— Task requirements —
Copy the records that follow exactly as written, but not their pictures.

— Given data —

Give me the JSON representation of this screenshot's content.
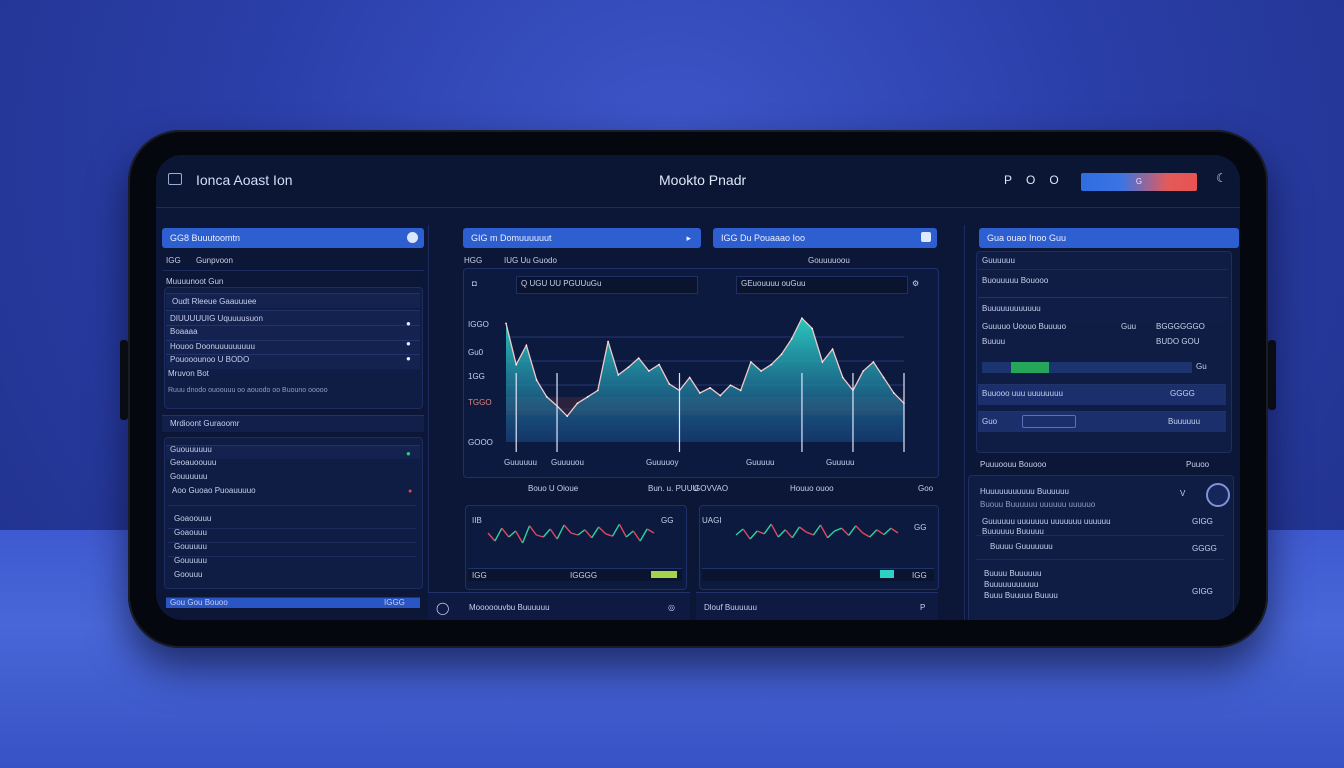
{
  "header": {
    "app_title": "Ionca Aoast Ion",
    "center_title": "Mookto Pnadr",
    "icons": [
      "P",
      "O",
      "O"
    ],
    "action_label": "G"
  },
  "left_panel": {
    "head_label": "GG8 Buuutoomtn",
    "sub_a": "IGG",
    "sub_b": "Gunpvoon",
    "section_1": "Muuuunoot Gun",
    "rows": [
      "Oudt Rleeue Gaauuuee",
      "DIUUUUUIG Uquuuusuon",
      "Boaaaa",
      "Houoo Doonuuuuuuuuu",
      "Pouooounoo U BODO"
    ],
    "row_tail": "Mruvon Bot",
    "small_line": "Ruuu dnodo ouoouuu oo aouodo oo Buouno ooooo",
    "section_2": "Mrdioont Guraoomr",
    "list_a": [
      "Guouuuuuu",
      "Geoauoouuu",
      "Gouuuuuu",
      "Aoo Guoao Puoauuuuo"
    ],
    "list_b": [
      "Goaoouuu",
      "Goaouuu",
      "Gouuuuu",
      "Gouuuuu",
      "Goouuu"
    ],
    "bottom_label": "Gou Gou Bouoo",
    "bottom_val": "IGGG"
  },
  "center": {
    "tab_1": "GIG m Domuuuuuut",
    "tab_2": "IGG Du Pouaaao Ioo",
    "sub_labels": [
      "HGG",
      "IUG Uu Guodo",
      "Gouuuuoou"
    ],
    "chart_tabs": [
      "Q UGU UU PGUUuGu",
      "GEuouuuu ouGuu"
    ],
    "y_ticks": [
      "IGGO",
      "Gu0",
      "1GG",
      "TGGO",
      "GOOO"
    ],
    "x_ticks": [
      "Guuuuuu",
      "Guuuuou",
      "Guuuuoy",
      "Guuuuu",
      "Guuuuu"
    ],
    "caption_1": "Bouo U Oioue",
    "caption_2": "Bun. u. PUUU",
    "caption_3": "GOVVAO",
    "caption_4": "Houuo ouoo",
    "caption_5": "Goo",
    "mini_1_label": "IIB",
    "mini_2_label": "UAGI",
    "mini_1_val": "GG",
    "mini_2_val": "GG",
    "mini_1_footer": [
      "IGG",
      "IGGGG"
    ],
    "mini_2_footer": [
      "IGG"
    ],
    "bottom_1": "Mooooouvbu Buuuuuu",
    "bottom_2": "Dlouf Buuuuuu"
  },
  "right_panel": {
    "head_label": "Gua ouao Inoo Guu",
    "line_1": "Guuuuuu",
    "line_2": "Buouuuuu Bouooo",
    "line_3": "Buuuuuuuuuuuu",
    "line_4": "Guuuuo Uoouo Buuuuo",
    "line_4b": "Guu",
    "line_4c": "BGGGGGGO",
    "line_5": "Buuuu",
    "line_5b": "BUDO GOU",
    "bar_val": "Gu",
    "row_a": "Buuooo uuu uuuuuuuu",
    "row_a_val": "GGGG",
    "row_b": "Guo",
    "row_b_val": "Buuuuuu",
    "section": "Puuuoouu Bouooo",
    "section_val": "Puuoo",
    "card_title": "Huuuuuuuuuuu Buuuuuu",
    "card_sub": "Buouu Buuuuuu uuuuuu uuuuuo",
    "item_1": "Guuuuuu uuuuuuu uuuuuuu uuuuuu",
    "item_1b": "Buuuuuu Buuuuu",
    "item_1_val": "GIGG",
    "item_2": "Buuuu Guuuuuuu",
    "item_2_val": "GGGG",
    "item_3": "Buuuu Buuuuuu",
    "item_3_val": "GIGG",
    "item_3b": "Buuuuuuuuuuu",
    "item_3c": "Buuu Buuuuu Buuuu"
  },
  "colors": {
    "accent": "#2e5fd1",
    "teal": "#2bd1c4",
    "red": "#e1475a",
    "green": "#2ecc71"
  },
  "chart_data": [
    {
      "type": "area",
      "x": [
        1,
        2,
        3,
        4,
        5,
        6,
        7,
        8,
        9,
        10,
        11,
        12,
        13,
        14,
        15,
        16,
        17,
        18,
        19,
        20,
        21,
        22,
        23,
        24,
        25,
        26,
        27,
        28,
        29,
        30,
        31,
        32,
        33,
        34,
        35,
        36,
        37,
        38,
        39,
        40
      ],
      "values": [
        92,
        60,
        75,
        48,
        35,
        28,
        20,
        30,
        35,
        40,
        78,
        52,
        58,
        65,
        55,
        60,
        45,
        40,
        50,
        38,
        42,
        36,
        44,
        40,
        62,
        55,
        60,
        68,
        80,
        96,
        88,
        62,
        72,
        50,
        40,
        55,
        62,
        50,
        38,
        30
      ],
      "ylim": [
        0,
        100
      ]
    },
    {
      "type": "line",
      "values": [
        50,
        30,
        62,
        40,
        55,
        25,
        68,
        45,
        40,
        60,
        35,
        70,
        50,
        45,
        58,
        38,
        65,
        48,
        42,
        72,
        40,
        55,
        30,
        60,
        50
      ],
      "ylim": [
        0,
        100
      ]
    },
    {
      "type": "line",
      "values": [
        45,
        60,
        35,
        55,
        48,
        72,
        40,
        58,
        38,
        65,
        52,
        45,
        70,
        38,
        55,
        62,
        44,
        68,
        50,
        40,
        58,
        46,
        62,
        50
      ],
      "ylim": [
        0,
        100
      ]
    }
  ]
}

— Written response —
Give me the JSON representation of this screenshot's content.
{
  "header": {
    "app_title": "Ionca Aoast Ion",
    "center_title": "Mookto Pnadr",
    "icons": [
      "P",
      "O",
      "O"
    ],
    "action_label": "G"
  },
  "left_panel": {
    "head_label": "GG8 Buuutoomtn",
    "sub_a": "IGG",
    "sub_b": "Gunpvoon",
    "section_1": "Muuuunoot Gun",
    "rows": [
      "Oudt Rleeue Gaauuuee",
      "DIUUUUUIG Uquuuusuon",
      "Boaaaa",
      "Houoo Doonuuuuuuuuu",
      "Pouooounoo U BODO"
    ],
    "row_tail": "Mruvon Bot",
    "small_line": "Ruuu dnodo ouoouuu oo aouodo oo Buouno ooooo",
    "section_2": "Mrdioont Guraoomr",
    "list_a": [
      "Guouuuuuu",
      "Geoauoouuu",
      "Gouuuuuu",
      "Aoo Guoao Puoauuuuo"
    ],
    "list_b": [
      "Goaoouuu",
      "Goaouuu",
      "Gouuuuu",
      "Gouuuuu",
      "Goouuu"
    ],
    "bottom_label": "Gou Gou Bouoo",
    "bottom_val": "IGGG"
  },
  "center": {
    "tab_1": "GIG m Domuuuuuut",
    "tab_2": "IGG Du Pouaaao Ioo",
    "sub_labels": [
      "HGG",
      "IUG Uu Guodo",
      "Gouuuuoou"
    ],
    "chart_tabs": [
      "Q UGU UU PGUUuGu",
      "GEuouuuu ouGuu"
    ],
    "y_ticks": [
      "IGGO",
      "Gu0",
      "1GG",
      "TGGO",
      "GOOO"
    ],
    "x_ticks": [
      "Guuuuuu",
      "Guuuuou",
      "Guuuuoy",
      "Guuuuu",
      "Guuuuu"
    ],
    "caption_1": "Bouo U Oioue",
    "caption_2": "Bun. u. PUUU",
    "caption_3": "GOVVAO",
    "caption_4": "Houuo ouoo",
    "caption_5": "Goo",
    "mini_1_label": "IIB",
    "mini_2_label": "UAGI",
    "mini_1_val": "GG",
    "mini_2_val": "GG",
    "mini_1_footer": [
      "IGG",
      "IGGGG"
    ],
    "mini_2_footer": [
      "IGG"
    ],
    "bottom_1": "Mooooouvbu Buuuuuu",
    "bottom_2": "Dlouf Buuuuuu"
  },
  "right_panel": {
    "head_label": "Gua ouao Inoo Guu",
    "line_1": "Guuuuuu",
    "line_2": "Buouuuuu Bouooo",
    "line_3": "Buuuuuuuuuuuu",
    "line_4": "Guuuuo Uoouo Buuuuo",
    "line_4b": "Guu",
    "line_4c": "BGGGGGGO",
    "line_5": "Buuuu",
    "line_5b": "BUDO GOU",
    "bar_val": "Gu",
    "row_a": "Buuooo uuu uuuuuuuu",
    "row_a_val": "GGGG",
    "row_b": "Guo",
    "row_b_val": "Buuuuuu",
    "section": "Puuuoouu Bouooo",
    "section_val": "Puuoo",
    "card_title": "Huuuuuuuuuuu Buuuuuu",
    "card_sub": "Buouu Buuuuuu uuuuuu uuuuuo",
    "item_1": "Guuuuuu uuuuuuu uuuuuuu uuuuuu",
    "item_1b": "Buuuuuu Buuuuu",
    "item_1_val": "GIGG",
    "item_2": "Buuuu Guuuuuuu",
    "item_2_val": "GGGG",
    "item_3": "Buuuu Buuuuuu",
    "item_3_val": "GIGG",
    "item_3b": "Buuuuuuuuuuu",
    "item_3c": "Buuu Buuuuu Buuuu"
  },
  "colors": {
    "accent": "#2e5fd1",
    "teal": "#2bd1c4",
    "red": "#e1475a",
    "green": "#2ecc71"
  },
  "chart_data": [
    {
      "type": "area",
      "x": [
        1,
        2,
        3,
        4,
        5,
        6,
        7,
        8,
        9,
        10,
        11,
        12,
        13,
        14,
        15,
        16,
        17,
        18,
        19,
        20,
        21,
        22,
        23,
        24,
        25,
        26,
        27,
        28,
        29,
        30,
        31,
        32,
        33,
        34,
        35,
        36,
        37,
        38,
        39,
        40
      ],
      "values": [
        92,
        60,
        75,
        48,
        35,
        28,
        20,
        30,
        35,
        40,
        78,
        52,
        58,
        65,
        55,
        60,
        45,
        40,
        50,
        38,
        42,
        36,
        44,
        40,
        62,
        55,
        60,
        68,
        80,
        96,
        88,
        62,
        72,
        50,
        40,
        55,
        62,
        50,
        38,
        30
      ],
      "ylim": [
        0,
        100
      ]
    },
    {
      "type": "line",
      "values": [
        50,
        30,
        62,
        40,
        55,
        25,
        68,
        45,
        40,
        60,
        35,
        70,
        50,
        45,
        58,
        38,
        65,
        48,
        42,
        72,
        40,
        55,
        30,
        60,
        50
      ],
      "ylim": [
        0,
        100
      ]
    },
    {
      "type": "line",
      "values": [
        45,
        60,
        35,
        55,
        48,
        72,
        40,
        58,
        38,
        65,
        52,
        45,
        70,
        38,
        55,
        62,
        44,
        68,
        50,
        40,
        58,
        46,
        62,
        50
      ],
      "ylim": [
        0,
        100
      ]
    }
  ]
}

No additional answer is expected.